Records
════════════════

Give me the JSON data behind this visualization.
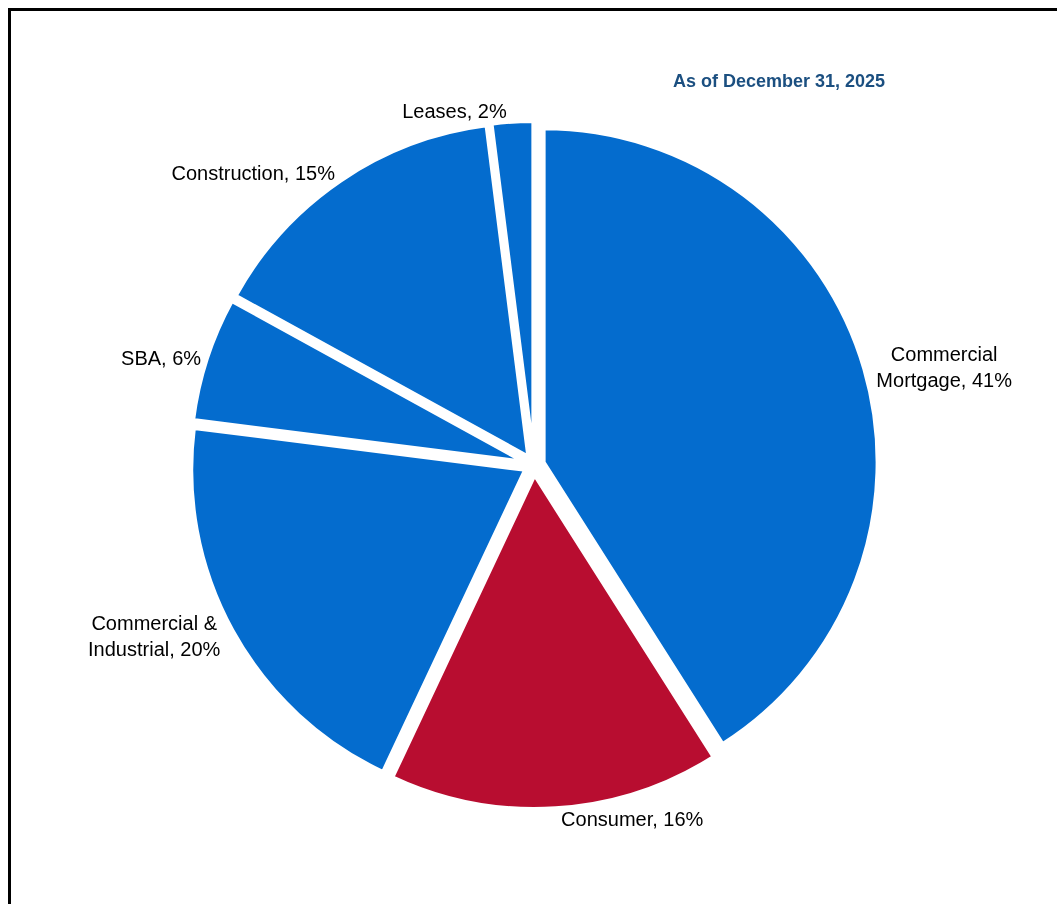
{
  "chart_data": {
    "type": "pie",
    "annotations": [
      "As of December 31, 2025"
    ],
    "categories": [
      "Commercial Mortgage",
      "Consumer",
      "Commercial & Industrial",
      "SBA",
      "Construction",
      "Leases"
    ],
    "values": [
      41,
      16,
      20,
      6,
      15,
      2
    ],
    "value_labels": [
      "41%",
      "16%",
      "20%",
      "6%",
      "15%",
      "2%"
    ],
    "colors": [
      "#046cce",
      "#b80d30",
      "#046cce",
      "#046cce",
      "#046cce",
      "#046cce"
    ],
    "legend": false
  }
}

════════════════

▶ _TASK TO COMPLETE_: From the entries above, extract each line containing "Commercial".

▶ _OUTPUT OF THE EXERCISE_:
      "Commercial Mortgage",
      "Commercial & Industrial",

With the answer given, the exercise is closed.